▸ **AIM**
Output every entry exactly, from the first line to the last.

▸ **GIVEN RECORDS**
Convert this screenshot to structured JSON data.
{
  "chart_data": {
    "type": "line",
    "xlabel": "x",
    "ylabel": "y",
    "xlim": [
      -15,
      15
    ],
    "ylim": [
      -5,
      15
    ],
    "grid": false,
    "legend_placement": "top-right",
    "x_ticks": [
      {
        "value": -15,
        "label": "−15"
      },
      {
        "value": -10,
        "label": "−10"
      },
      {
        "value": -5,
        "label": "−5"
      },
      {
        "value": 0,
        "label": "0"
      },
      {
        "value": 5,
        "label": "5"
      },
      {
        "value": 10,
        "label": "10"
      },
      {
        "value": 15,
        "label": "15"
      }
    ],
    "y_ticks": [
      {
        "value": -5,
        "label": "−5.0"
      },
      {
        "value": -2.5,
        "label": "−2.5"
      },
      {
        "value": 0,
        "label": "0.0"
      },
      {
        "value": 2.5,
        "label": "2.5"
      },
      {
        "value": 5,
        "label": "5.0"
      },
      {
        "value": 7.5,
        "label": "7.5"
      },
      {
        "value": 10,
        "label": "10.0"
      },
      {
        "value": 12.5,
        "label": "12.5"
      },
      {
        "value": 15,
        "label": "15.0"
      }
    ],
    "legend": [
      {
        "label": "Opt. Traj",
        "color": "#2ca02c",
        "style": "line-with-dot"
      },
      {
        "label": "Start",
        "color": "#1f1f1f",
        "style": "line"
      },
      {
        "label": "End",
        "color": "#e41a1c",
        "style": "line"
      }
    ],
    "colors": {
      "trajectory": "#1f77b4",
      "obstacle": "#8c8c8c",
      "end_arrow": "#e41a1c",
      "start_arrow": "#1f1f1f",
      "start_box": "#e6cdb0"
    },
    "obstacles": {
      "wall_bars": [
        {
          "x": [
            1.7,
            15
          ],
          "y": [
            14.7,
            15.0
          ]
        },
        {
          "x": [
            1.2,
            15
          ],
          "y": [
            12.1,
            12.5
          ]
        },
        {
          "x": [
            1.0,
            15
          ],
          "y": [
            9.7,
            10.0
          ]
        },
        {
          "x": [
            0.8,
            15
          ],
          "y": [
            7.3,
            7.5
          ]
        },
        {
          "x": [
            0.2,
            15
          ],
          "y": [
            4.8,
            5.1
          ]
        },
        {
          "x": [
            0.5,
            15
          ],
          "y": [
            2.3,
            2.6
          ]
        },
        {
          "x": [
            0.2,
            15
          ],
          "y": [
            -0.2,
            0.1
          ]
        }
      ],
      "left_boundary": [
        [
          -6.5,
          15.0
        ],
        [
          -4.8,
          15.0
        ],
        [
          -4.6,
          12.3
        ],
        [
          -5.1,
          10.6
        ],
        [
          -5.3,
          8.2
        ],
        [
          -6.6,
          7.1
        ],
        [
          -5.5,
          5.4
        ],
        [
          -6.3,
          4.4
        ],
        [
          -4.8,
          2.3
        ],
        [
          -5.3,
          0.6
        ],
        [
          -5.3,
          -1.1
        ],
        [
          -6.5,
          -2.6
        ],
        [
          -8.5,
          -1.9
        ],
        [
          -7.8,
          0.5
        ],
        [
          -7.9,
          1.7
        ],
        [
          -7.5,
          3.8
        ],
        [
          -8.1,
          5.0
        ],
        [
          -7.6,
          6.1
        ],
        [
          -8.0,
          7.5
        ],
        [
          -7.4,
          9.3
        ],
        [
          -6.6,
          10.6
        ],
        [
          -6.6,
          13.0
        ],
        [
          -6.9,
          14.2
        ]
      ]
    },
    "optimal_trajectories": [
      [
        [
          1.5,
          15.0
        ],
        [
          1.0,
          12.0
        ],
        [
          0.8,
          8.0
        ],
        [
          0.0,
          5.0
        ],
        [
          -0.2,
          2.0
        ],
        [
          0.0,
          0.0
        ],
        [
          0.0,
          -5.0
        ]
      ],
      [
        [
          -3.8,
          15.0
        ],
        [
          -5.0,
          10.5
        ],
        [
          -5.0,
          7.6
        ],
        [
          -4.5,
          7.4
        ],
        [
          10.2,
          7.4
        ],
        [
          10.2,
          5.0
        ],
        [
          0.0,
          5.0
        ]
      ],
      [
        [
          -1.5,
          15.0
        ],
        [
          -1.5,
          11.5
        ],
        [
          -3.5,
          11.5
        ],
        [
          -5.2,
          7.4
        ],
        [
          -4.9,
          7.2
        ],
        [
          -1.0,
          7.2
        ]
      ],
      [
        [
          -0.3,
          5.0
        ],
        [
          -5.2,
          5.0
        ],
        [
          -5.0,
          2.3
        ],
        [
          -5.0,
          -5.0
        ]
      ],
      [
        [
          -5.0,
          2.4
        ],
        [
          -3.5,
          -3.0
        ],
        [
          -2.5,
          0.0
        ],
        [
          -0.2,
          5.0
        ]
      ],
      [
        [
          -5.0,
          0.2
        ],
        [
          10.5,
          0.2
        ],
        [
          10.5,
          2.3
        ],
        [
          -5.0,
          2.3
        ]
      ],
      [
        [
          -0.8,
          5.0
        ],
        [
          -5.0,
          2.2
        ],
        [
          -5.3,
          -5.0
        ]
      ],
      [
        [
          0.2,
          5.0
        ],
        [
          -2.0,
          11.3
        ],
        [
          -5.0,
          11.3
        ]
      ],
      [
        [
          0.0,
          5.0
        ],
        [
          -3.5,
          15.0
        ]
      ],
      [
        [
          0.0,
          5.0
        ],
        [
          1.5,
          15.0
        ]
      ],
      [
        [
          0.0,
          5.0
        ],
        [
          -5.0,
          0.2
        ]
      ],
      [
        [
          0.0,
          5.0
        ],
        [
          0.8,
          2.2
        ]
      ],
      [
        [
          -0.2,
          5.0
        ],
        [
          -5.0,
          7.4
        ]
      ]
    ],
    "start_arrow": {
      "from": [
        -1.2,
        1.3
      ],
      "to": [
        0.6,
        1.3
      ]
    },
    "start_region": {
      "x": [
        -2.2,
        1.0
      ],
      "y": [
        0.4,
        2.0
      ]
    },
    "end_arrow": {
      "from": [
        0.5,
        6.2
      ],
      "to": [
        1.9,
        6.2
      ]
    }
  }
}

▸ **FINAL RESULT**
Convert this screenshot to structured JSON data.
{
  "chart_data": {
    "type": "line",
    "xlabel": "x",
    "ylabel": "y",
    "xlim": [
      -15,
      15
    ],
    "ylim": [
      -5,
      15
    ],
    "grid": false,
    "legend_placement": "top-right",
    "x_ticks": [
      {
        "value": -15,
        "label": "−15"
      },
      {
        "value": -10,
        "label": "−10"
      },
      {
        "value": -5,
        "label": "−5"
      },
      {
        "value": 0,
        "label": "0"
      },
      {
        "value": 5,
        "label": "5"
      },
      {
        "value": 10,
        "label": "10"
      },
      {
        "value": 15,
        "label": "15"
      }
    ],
    "y_ticks": [
      {
        "value": -5,
        "label": "−5.0"
      },
      {
        "value": -2.5,
        "label": "−2.5"
      },
      {
        "value": 0,
        "label": "0.0"
      },
      {
        "value": 2.5,
        "label": "2.5"
      },
      {
        "value": 5,
        "label": "5.0"
      },
      {
        "value": 7.5,
        "label": "7.5"
      },
      {
        "value": 10,
        "label": "10.0"
      },
      {
        "value": 12.5,
        "label": "12.5"
      },
      {
        "value": 15,
        "label": "15.0"
      }
    ],
    "legend": [
      {
        "label": "Opt. Traj",
        "color": "#2ca02c",
        "style": "line-with-dot"
      },
      {
        "label": "Start",
        "color": "#1f1f1f",
        "style": "line"
      },
      {
        "label": "End",
        "color": "#e41a1c",
        "style": "line"
      }
    ],
    "colors": {
      "trajectory": "#1f77b4",
      "obstacle": "#8c8c8c",
      "end_arrow": "#e41a1c",
      "start_arrow": "#1f1f1f",
      "start_box": "#e6cdb0"
    },
    "obstacles": {
      "wall_bars": [
        {
          "x": [
            1.7,
            15
          ],
          "y": [
            14.7,
            15.0
          ]
        },
        {
          "x": [
            1.2,
            15
          ],
          "y": [
            12.1,
            12.5
          ]
        },
        {
          "x": [
            1.0,
            15
          ],
          "y": [
            9.7,
            10.0
          ]
        },
        {
          "x": [
            0.8,
            15
          ],
          "y": [
            7.3,
            7.5
          ]
        },
        {
          "x": [
            0.2,
            15
          ],
          "y": [
            4.8,
            5.1
          ]
        },
        {
          "x": [
            0.5,
            15
          ],
          "y": [
            2.3,
            2.6
          ]
        },
        {
          "x": [
            0.2,
            15
          ],
          "y": [
            -0.2,
            0.1
          ]
        }
      ],
      "left_boundary": [
        [
          -6.5,
          15.0
        ],
        [
          -4.8,
          15.0
        ],
        [
          -4.6,
          12.3
        ],
        [
          -5.1,
          10.6
        ],
        [
          -5.3,
          8.2
        ],
        [
          -6.6,
          7.1
        ],
        [
          -5.5,
          5.4
        ],
        [
          -6.3,
          4.4
        ],
        [
          -4.8,
          2.3
        ],
        [
          -5.3,
          0.6
        ],
        [
          -5.3,
          -1.1
        ],
        [
          -6.5,
          -2.6
        ],
        [
          -8.5,
          -1.9
        ],
        [
          -7.8,
          0.5
        ],
        [
          -7.9,
          1.7
        ],
        [
          -7.5,
          3.8
        ],
        [
          -8.1,
          5.0
        ],
        [
          -7.6,
          6.1
        ],
        [
          -8.0,
          7.5
        ],
        [
          -7.4,
          9.3
        ],
        [
          -6.6,
          10.6
        ],
        [
          -6.6,
          13.0
        ],
        [
          -6.9,
          14.2
        ]
      ]
    },
    "optimal_trajectories": [
      [
        [
          1.5,
          15.0
        ],
        [
          1.0,
          12.0
        ],
        [
          0.8,
          8.0
        ],
        [
          0.0,
          5.0
        ],
        [
          -0.2,
          2.0
        ],
        [
          0.0,
          0.0
        ],
        [
          0.0,
          -5.0
        ]
      ],
      [
        [
          -3.8,
          15.0
        ],
        [
          -5.0,
          10.5
        ],
        [
          -5.0,
          7.6
        ],
        [
          -4.5,
          7.4
        ],
        [
          10.2,
          7.4
        ],
        [
          10.2,
          5.0
        ],
        [
          0.0,
          5.0
        ]
      ],
      [
        [
          -1.5,
          15.0
        ],
        [
          -1.5,
          11.5
        ],
        [
          -3.5,
          11.5
        ],
        [
          -5.2,
          7.4
        ],
        [
          -4.9,
          7.2
        ],
        [
          -1.0,
          7.2
        ]
      ],
      [
        [
          -0.3,
          5.0
        ],
        [
          -5.2,
          5.0
        ],
        [
          -5.0,
          2.3
        ],
        [
          -5.0,
          -5.0
        ]
      ],
      [
        [
          -5.0,
          2.4
        ],
        [
          -3.5,
          -3.0
        ],
        [
          -2.5,
          0.0
        ],
        [
          -0.2,
          5.0
        ]
      ],
      [
        [
          -5.0,
          0.2
        ],
        [
          10.5,
          0.2
        ],
        [
          10.5,
          2.3
        ],
        [
          -5.0,
          2.3
        ]
      ],
      [
        [
          -0.8,
          5.0
        ],
        [
          -5.0,
          2.2
        ],
        [
          -5.3,
          -5.0
        ]
      ],
      [
        [
          0.2,
          5.0
        ],
        [
          -2.0,
          11.3
        ],
        [
          -5.0,
          11.3
        ]
      ],
      [
        [
          0.0,
          5.0
        ],
        [
          -3.5,
          15.0
        ]
      ],
      [
        [
          0.0,
          5.0
        ],
        [
          1.5,
          15.0
        ]
      ],
      [
        [
          0.0,
          5.0
        ],
        [
          -5.0,
          0.2
        ]
      ],
      [
        [
          0.0,
          5.0
        ],
        [
          0.8,
          2.2
        ]
      ],
      [
        [
          -0.2,
          5.0
        ],
        [
          -5.0,
          7.4
        ]
      ]
    ],
    "start_arrow": {
      "from": [
        -1.2,
        1.3
      ],
      "to": [
        0.6,
        1.3
      ]
    },
    "start_region": {
      "x": [
        -2.2,
        1.0
      ],
      "y": [
        0.4,
        2.0
      ]
    },
    "end_arrow": {
      "from": [
        0.5,
        6.2
      ],
      "to": [
        1.9,
        6.2
      ]
    }
  }
}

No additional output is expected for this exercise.